## CHALLENGE
Copy the data word for word, keeping every line.

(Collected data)
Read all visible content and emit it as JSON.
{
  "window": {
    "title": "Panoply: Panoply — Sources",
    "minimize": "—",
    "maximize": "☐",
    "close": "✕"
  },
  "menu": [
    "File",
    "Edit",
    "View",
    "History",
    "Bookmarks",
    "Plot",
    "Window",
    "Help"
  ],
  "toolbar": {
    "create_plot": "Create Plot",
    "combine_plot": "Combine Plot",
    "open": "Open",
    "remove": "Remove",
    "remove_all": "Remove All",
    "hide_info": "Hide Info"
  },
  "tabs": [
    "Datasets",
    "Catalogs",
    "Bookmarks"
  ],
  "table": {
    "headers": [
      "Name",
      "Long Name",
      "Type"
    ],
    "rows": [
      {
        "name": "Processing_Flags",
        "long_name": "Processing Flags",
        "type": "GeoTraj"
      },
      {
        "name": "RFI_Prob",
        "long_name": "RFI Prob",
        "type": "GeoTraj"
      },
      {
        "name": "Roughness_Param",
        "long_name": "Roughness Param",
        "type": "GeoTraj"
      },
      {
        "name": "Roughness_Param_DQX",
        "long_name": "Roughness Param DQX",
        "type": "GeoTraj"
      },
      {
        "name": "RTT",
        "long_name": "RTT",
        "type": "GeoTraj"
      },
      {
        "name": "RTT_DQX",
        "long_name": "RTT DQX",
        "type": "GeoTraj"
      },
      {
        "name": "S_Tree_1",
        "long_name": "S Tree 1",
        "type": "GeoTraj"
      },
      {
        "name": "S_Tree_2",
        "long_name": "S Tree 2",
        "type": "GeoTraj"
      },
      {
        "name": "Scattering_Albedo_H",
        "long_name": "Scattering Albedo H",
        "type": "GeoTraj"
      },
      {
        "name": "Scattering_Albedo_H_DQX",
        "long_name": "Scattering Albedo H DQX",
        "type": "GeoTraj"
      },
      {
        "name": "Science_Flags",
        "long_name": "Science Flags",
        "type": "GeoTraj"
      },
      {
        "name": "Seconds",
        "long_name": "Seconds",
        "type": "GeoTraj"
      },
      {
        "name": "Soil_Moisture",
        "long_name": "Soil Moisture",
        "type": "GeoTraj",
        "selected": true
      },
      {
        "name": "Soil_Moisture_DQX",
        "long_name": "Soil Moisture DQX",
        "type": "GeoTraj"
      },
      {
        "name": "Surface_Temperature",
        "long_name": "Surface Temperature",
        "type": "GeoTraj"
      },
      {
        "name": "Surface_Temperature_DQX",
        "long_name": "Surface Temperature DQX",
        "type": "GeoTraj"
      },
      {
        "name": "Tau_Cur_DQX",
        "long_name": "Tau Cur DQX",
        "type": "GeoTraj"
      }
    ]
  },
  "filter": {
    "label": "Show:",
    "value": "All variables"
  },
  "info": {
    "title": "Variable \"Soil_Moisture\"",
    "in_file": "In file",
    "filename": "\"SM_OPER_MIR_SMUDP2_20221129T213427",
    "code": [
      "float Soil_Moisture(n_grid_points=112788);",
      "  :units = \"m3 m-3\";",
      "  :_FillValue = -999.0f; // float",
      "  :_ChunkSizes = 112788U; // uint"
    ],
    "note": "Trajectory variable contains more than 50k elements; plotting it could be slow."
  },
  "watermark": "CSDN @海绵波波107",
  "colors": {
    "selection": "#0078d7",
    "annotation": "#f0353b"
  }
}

## WRITTEN RESPONSE
Read all visible content and emit it as JSON.
{
  "window": {
    "title": "Panoply: Panoply — Sources",
    "minimize": "—",
    "maximize": "☐",
    "close": "✕"
  },
  "menu": [
    "File",
    "Edit",
    "View",
    "History",
    "Bookmarks",
    "Plot",
    "Window",
    "Help"
  ],
  "toolbar": {
    "create_plot": "Create Plot",
    "combine_plot": "Combine Plot",
    "open": "Open",
    "remove": "Remove",
    "remove_all": "Remove All",
    "hide_info": "Hide Info"
  },
  "tabs": [
    "Datasets",
    "Catalogs",
    "Bookmarks"
  ],
  "table": {
    "headers": [
      "Name",
      "Long Name",
      "Type"
    ],
    "rows": [
      {
        "name": "Processing_Flags",
        "long_name": "Processing Flags",
        "type": "GeoTraj"
      },
      {
        "name": "RFI_Prob",
        "long_name": "RFI Prob",
        "type": "GeoTraj"
      },
      {
        "name": "Roughness_Param",
        "long_name": "Roughness Param",
        "type": "GeoTraj"
      },
      {
        "name": "Roughness_Param_DQX",
        "long_name": "Roughness Param DQX",
        "type": "GeoTraj"
      },
      {
        "name": "RTT",
        "long_name": "RTT",
        "type": "GeoTraj"
      },
      {
        "name": "RTT_DQX",
        "long_name": "RTT DQX",
        "type": "GeoTraj"
      },
      {
        "name": "S_Tree_1",
        "long_name": "S Tree 1",
        "type": "GeoTraj"
      },
      {
        "name": "S_Tree_2",
        "long_name": "S Tree 2",
        "type": "GeoTraj"
      },
      {
        "name": "Scattering_Albedo_H",
        "long_name": "Scattering Albedo H",
        "type": "GeoTraj"
      },
      {
        "name": "Scattering_Albedo_H_DQX",
        "long_name": "Scattering Albedo H DQX",
        "type": "GeoTraj"
      },
      {
        "name": "Science_Flags",
        "long_name": "Science Flags",
        "type": "GeoTraj"
      },
      {
        "name": "Seconds",
        "long_name": "Seconds",
        "type": "GeoTraj"
      },
      {
        "name": "Soil_Moisture",
        "long_name": "Soil Moisture",
        "type": "GeoTraj",
        "selected": true
      },
      {
        "name": "Soil_Moisture_DQX",
        "long_name": "Soil Moisture DQX",
        "type": "GeoTraj"
      },
      {
        "name": "Surface_Temperature",
        "long_name": "Surface Temperature",
        "type": "GeoTraj"
      },
      {
        "name": "Surface_Temperature_DQX",
        "long_name": "Surface Temperature DQX",
        "type": "GeoTraj"
      },
      {
        "name": "Tau_Cur_DQX",
        "long_name": "Tau Cur DQX",
        "type": "GeoTraj"
      }
    ]
  },
  "filter": {
    "label": "Show:",
    "value": "All variables"
  },
  "info": {
    "title": "Variable \"Soil_Moisture\"",
    "in_file": "In file",
    "filename": "\"SM_OPER_MIR_SMUDP2_20221129T213427",
    "code": [
      "float Soil_Moisture(n_grid_points=112788);",
      "  :units = \"m3 m-3\";",
      "  :_FillValue = -999.0f; // float",
      "  :_ChunkSizes = 112788U; // uint"
    ],
    "note": "Trajectory variable contains more than 50k elements; plotting it could be slow."
  },
  "watermark": "CSDN @海绵波波107",
  "colors": {
    "selection": "#0078d7",
    "annotation": "#f0353b"
  }
}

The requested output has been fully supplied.